### TASK
Below are records to repeat exactly. Omit the pictures from the copy.

Rows from a figure dataset:

____________________

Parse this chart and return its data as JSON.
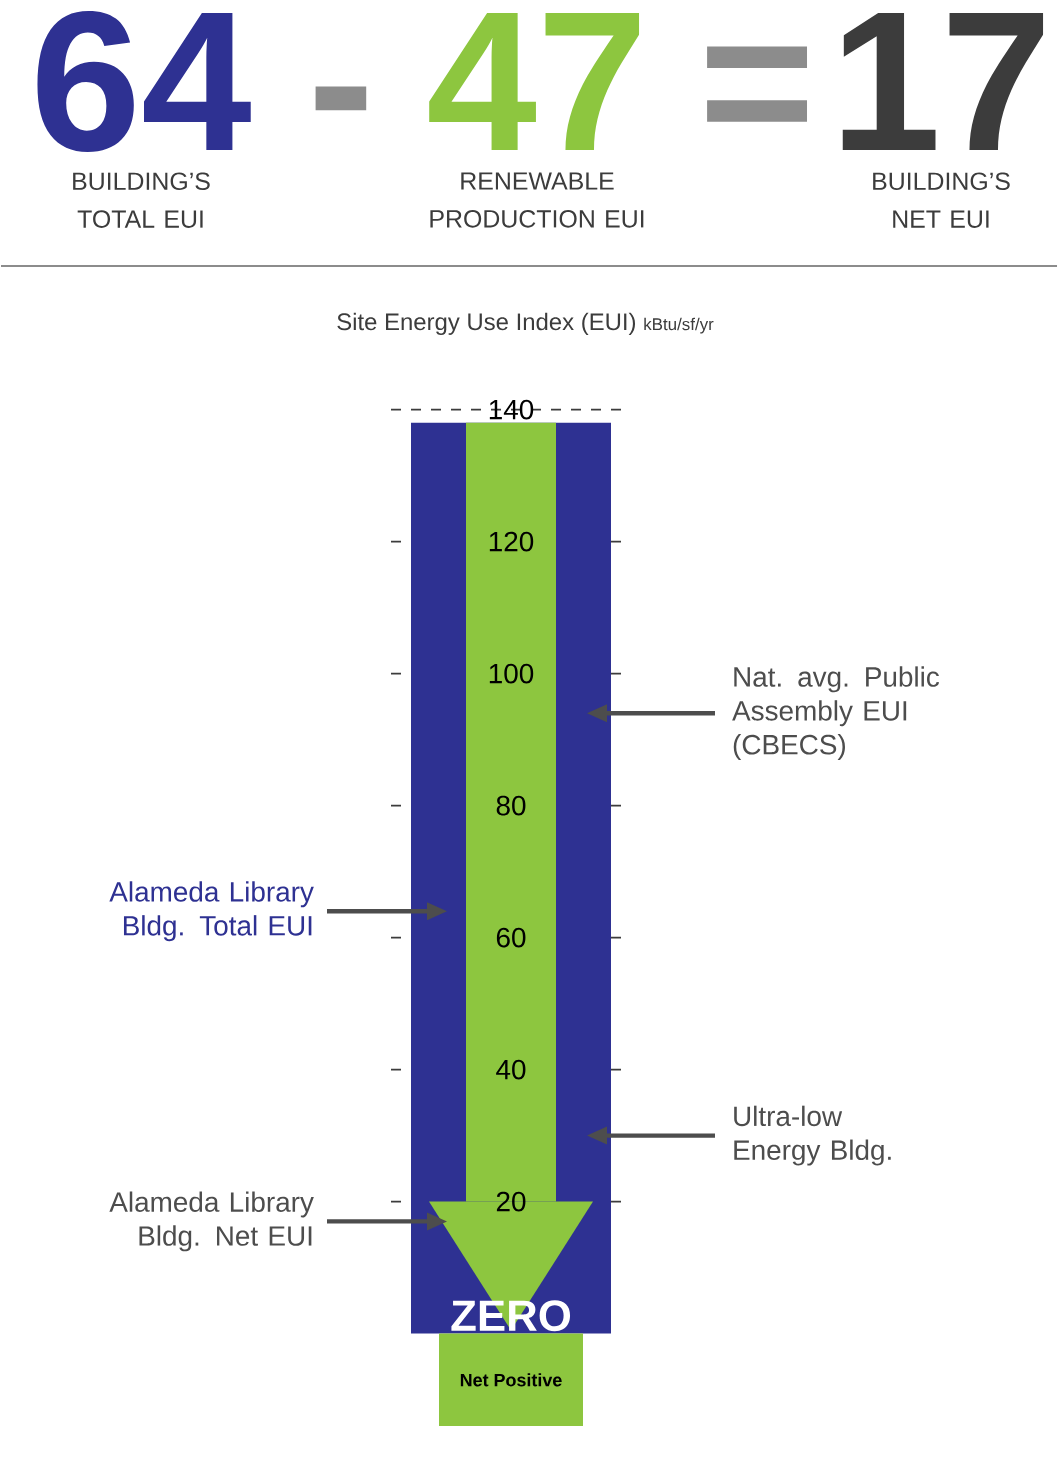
{
  "chart_data": {
    "type": "bar",
    "title": "Site Energy Use Index (EUI)",
    "ylabel": "kBtu/sf/yr",
    "categories": [
      null
    ],
    "series": [
      {
        "color": "#2e3192",
        "values": [
          138
        ]
      },
      {
        "color": "#8dc63f",
        "values": [
          118
        ],
        "base": [
          20
        ]
      },
      {
        "color": "#8dc63f",
        "values": [
          -14
        ]
      }
    ],
    "ylim": [
      -14,
      140
    ],
    "yticks": [
      20,
      40,
      60,
      80,
      100,
      120,
      140
    ],
    "grid": "y",
    "ref_lines": [
      {
        "axis": "y",
        "value": 94,
        "label": "Nat. avg. Public Assembly EUI (CBECS)"
      },
      {
        "axis": "y",
        "value": 64,
        "label": "Alameda Library Bldg. Total EUI"
      },
      {
        "axis": "y",
        "value": 30,
        "label": "Ultra-low Energy Bldg."
      },
      {
        "axis": "y",
        "value": 17,
        "label": "Alameda Library Bldg. Net EUI"
      }
    ],
    "annotations": [
      "64",
      "-",
      "47",
      "=",
      "17",
      "BUILDING’S TOTAL EUI",
      "RENEWABLE PRODUCTION EUI",
      "BUILDING’S NET EUI",
      "ZERO",
      "Net Positive"
    ]
  }
}
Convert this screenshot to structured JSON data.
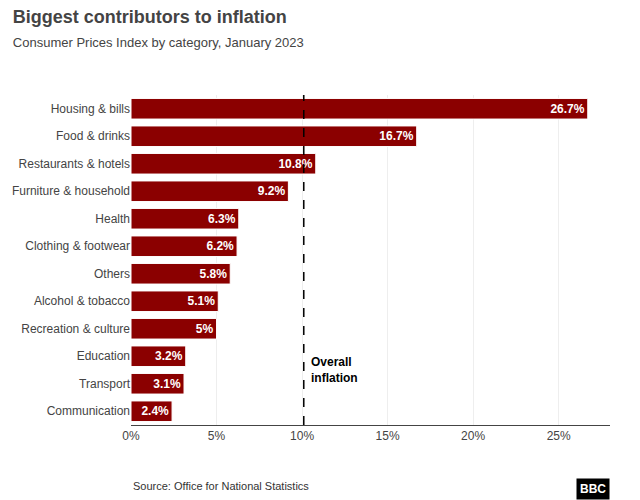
{
  "chart_data": {
    "type": "bar",
    "orientation": "horizontal",
    "title": "Biggest contributors to inflation",
    "subtitle": "Consumer Prices Index by category, January 2023",
    "source": "Source: Office for National Statistics",
    "logo": "BBC",
    "categories": [
      "Housing & bills",
      "Food & drinks",
      "Restaurants & hotels",
      "Furniture & household",
      "Health",
      "Clothing & footwear",
      "Others",
      "Alcohol & tobacco",
      "Recreation & culture",
      "Education",
      "Transport",
      "Communication"
    ],
    "values": [
      26.7,
      16.7,
      10.8,
      9.2,
      6.3,
      6.2,
      5.8,
      5.1,
      5.0,
      3.2,
      3.1,
      2.4
    ],
    "value_labels": [
      "26.7%",
      "16.7%",
      "10.8%",
      "9.2%",
      "6.3%",
      "6.2%",
      "5.8%",
      "5.1%",
      "5%",
      "3.2%",
      "3.1%",
      "2.4%"
    ],
    "data_labels": true,
    "color": "#8B0000",
    "xlim": [
      0,
      28
    ],
    "xticks": [
      {
        "value": 0,
        "label": "0%"
      },
      {
        "value": 5,
        "label": "5%"
      },
      {
        "value": 10,
        "label": "10%"
      },
      {
        "value": 15,
        "label": "15%"
      },
      {
        "value": 20,
        "label": "20%"
      },
      {
        "value": 25,
        "label": "25%"
      }
    ],
    "grid": true,
    "overall_line": {
      "value": 10.1,
      "label": "Overall\ninflation",
      "line_style": "dashed",
      "color": "black"
    }
  }
}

____________________

### EXERCISE RESULT
Parse this chart and return its data as JSON.
{
  "chart_data": {
    "type": "bar",
    "title": "Site Energy Use Index (EUI)",
    "ylabel": "kBtu/sf/yr",
    "categories": [
      null
    ],
    "series": [
      {
        "color": "#2e3192",
        "values": [
          138
        ]
      },
      {
        "color": "#8dc63f",
        "values": [
          118
        ],
        "base": [
          20
        ]
      },
      {
        "color": "#8dc63f",
        "values": [
          -14
        ]
      }
    ],
    "ylim": [
      -14,
      140
    ],
    "yticks": [
      20,
      40,
      60,
      80,
      100,
      120,
      140
    ],
    "grid": "y",
    "ref_lines": [
      {
        "axis": "y",
        "value": 94,
        "label": "Nat. avg. Public Assembly EUI (CBECS)"
      },
      {
        "axis": "y",
        "value": 64,
        "label": "Alameda Library Bldg. Total EUI"
      },
      {
        "axis": "y",
        "value": 30,
        "label": "Ultra-low Energy Bldg."
      },
      {
        "axis": "y",
        "value": 17,
        "label": "Alameda Library Bldg. Net EUI"
      }
    ],
    "annotations": [
      "64",
      "-",
      "47",
      "=",
      "17",
      "BUILDING’S TOTAL EUI",
      "RENEWABLE PRODUCTION EUI",
      "BUILDING’S NET EUI",
      "ZERO",
      "Net Positive"
    ]
  }
}
Convert this screenshot to structured JSON data.
{
  "chart_data": {
    "type": "bar",
    "orientation": "horizontal",
    "title": "Biggest contributors to inflation",
    "subtitle": "Consumer Prices Index by category, January 2023",
    "source": "Source: Office for National Statistics",
    "logo": "BBC",
    "categories": [
      "Housing & bills",
      "Food & drinks",
      "Restaurants & hotels",
      "Furniture & household",
      "Health",
      "Clothing & footwear",
      "Others",
      "Alcohol & tobacco",
      "Recreation & culture",
      "Education",
      "Transport",
      "Communication"
    ],
    "values": [
      26.7,
      16.7,
      10.8,
      9.2,
      6.3,
      6.2,
      5.8,
      5.1,
      5.0,
      3.2,
      3.1,
      2.4
    ],
    "value_labels": [
      "26.7%",
      "16.7%",
      "10.8%",
      "9.2%",
      "6.3%",
      "6.2%",
      "5.8%",
      "5.1%",
      "5%",
      "3.2%",
      "3.1%",
      "2.4%"
    ],
    "data_labels": true,
    "color": "#8B0000",
    "xlim": [
      0,
      28
    ],
    "xticks": [
      {
        "value": 0,
        "label": "0%"
      },
      {
        "value": 5,
        "label": "5%"
      },
      {
        "value": 10,
        "label": "10%"
      },
      {
        "value": 15,
        "label": "15%"
      },
      {
        "value": 20,
        "label": "20%"
      },
      {
        "value": 25,
        "label": "25%"
      }
    ],
    "grid": true,
    "overall_line": {
      "value": 10.1,
      "label": "Overall\ninflation",
      "line_style": "dashed",
      "color": "black"
    }
  }
}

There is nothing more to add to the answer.